** Start Data excerpts **
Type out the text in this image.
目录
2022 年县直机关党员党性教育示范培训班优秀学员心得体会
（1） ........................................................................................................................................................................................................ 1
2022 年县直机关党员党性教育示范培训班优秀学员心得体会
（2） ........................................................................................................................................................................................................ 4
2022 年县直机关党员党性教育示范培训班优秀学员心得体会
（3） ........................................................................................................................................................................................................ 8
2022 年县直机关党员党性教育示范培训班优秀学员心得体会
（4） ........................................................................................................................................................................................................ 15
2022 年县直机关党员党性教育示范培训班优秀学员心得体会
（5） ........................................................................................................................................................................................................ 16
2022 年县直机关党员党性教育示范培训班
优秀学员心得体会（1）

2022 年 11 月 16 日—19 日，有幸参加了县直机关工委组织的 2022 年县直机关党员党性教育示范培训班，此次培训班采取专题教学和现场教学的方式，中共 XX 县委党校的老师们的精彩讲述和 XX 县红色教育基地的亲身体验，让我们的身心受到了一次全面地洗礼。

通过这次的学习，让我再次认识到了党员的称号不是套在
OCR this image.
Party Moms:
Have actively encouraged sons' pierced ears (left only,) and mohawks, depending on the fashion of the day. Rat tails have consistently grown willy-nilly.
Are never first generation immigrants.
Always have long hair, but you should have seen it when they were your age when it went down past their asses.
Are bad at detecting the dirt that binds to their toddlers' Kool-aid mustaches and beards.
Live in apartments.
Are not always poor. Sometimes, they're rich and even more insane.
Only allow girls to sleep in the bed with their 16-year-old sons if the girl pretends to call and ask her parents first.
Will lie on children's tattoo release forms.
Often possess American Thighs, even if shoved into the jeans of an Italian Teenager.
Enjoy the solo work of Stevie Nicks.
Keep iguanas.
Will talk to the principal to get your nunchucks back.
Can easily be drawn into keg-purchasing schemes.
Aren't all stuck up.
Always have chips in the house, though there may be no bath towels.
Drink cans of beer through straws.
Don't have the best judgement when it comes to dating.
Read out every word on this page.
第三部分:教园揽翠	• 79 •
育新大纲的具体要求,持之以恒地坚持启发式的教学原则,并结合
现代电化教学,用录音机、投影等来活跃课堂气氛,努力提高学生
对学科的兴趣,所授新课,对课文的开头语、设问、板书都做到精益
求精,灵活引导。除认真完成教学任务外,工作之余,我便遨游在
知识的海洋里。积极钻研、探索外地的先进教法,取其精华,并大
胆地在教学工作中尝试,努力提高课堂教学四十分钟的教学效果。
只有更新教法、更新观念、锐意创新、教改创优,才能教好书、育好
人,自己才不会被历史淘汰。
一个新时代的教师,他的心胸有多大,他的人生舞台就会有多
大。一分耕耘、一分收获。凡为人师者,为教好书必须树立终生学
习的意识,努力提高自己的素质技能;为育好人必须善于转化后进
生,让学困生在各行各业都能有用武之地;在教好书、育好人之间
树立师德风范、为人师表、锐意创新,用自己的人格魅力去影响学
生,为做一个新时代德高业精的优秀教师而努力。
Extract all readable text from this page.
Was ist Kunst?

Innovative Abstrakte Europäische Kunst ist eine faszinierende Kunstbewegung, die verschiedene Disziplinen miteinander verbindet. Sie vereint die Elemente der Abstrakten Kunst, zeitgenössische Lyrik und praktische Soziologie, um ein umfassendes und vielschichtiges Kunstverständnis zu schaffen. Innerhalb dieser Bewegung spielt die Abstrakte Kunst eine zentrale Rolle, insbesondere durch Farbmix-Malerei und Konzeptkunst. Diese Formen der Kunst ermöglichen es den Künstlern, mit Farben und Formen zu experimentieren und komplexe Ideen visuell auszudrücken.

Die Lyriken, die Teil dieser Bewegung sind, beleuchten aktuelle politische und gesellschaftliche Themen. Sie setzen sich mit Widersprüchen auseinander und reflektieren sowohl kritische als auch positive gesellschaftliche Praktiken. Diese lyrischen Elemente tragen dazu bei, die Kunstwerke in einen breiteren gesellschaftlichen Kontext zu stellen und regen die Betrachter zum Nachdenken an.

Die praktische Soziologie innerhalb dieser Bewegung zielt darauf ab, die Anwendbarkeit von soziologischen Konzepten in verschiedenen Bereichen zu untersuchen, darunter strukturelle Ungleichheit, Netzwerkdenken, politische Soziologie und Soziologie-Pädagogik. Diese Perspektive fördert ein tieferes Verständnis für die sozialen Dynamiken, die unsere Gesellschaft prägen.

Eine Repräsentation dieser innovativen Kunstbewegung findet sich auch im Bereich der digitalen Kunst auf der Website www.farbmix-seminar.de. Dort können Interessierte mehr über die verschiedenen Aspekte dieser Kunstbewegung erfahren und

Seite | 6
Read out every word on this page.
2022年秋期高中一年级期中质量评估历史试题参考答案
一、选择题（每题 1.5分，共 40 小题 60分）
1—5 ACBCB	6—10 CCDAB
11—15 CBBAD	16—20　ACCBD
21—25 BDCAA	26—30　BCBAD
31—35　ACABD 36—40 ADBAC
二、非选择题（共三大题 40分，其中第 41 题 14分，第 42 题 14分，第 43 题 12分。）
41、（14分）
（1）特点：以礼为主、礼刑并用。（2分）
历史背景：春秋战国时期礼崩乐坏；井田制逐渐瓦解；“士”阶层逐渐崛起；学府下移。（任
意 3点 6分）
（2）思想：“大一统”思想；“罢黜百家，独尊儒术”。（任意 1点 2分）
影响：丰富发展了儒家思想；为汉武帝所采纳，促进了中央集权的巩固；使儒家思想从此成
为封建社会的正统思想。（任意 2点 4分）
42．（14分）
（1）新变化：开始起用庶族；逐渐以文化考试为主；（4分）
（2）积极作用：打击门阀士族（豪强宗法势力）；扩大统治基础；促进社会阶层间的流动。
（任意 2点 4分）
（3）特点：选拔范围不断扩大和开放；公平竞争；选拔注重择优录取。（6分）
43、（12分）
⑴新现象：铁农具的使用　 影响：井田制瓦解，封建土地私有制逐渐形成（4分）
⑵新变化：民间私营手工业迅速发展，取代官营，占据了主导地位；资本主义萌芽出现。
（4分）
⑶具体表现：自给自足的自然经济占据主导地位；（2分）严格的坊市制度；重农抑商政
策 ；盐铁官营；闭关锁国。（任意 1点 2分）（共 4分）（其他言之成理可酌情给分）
** End Data excerpts **
From the entries above, copy every line that holds the word "first".

Are never first generation immigrants.
Only allow girls to sleep in the bed with their 16-year-old sons if the girl pretends to call and ask her parents first.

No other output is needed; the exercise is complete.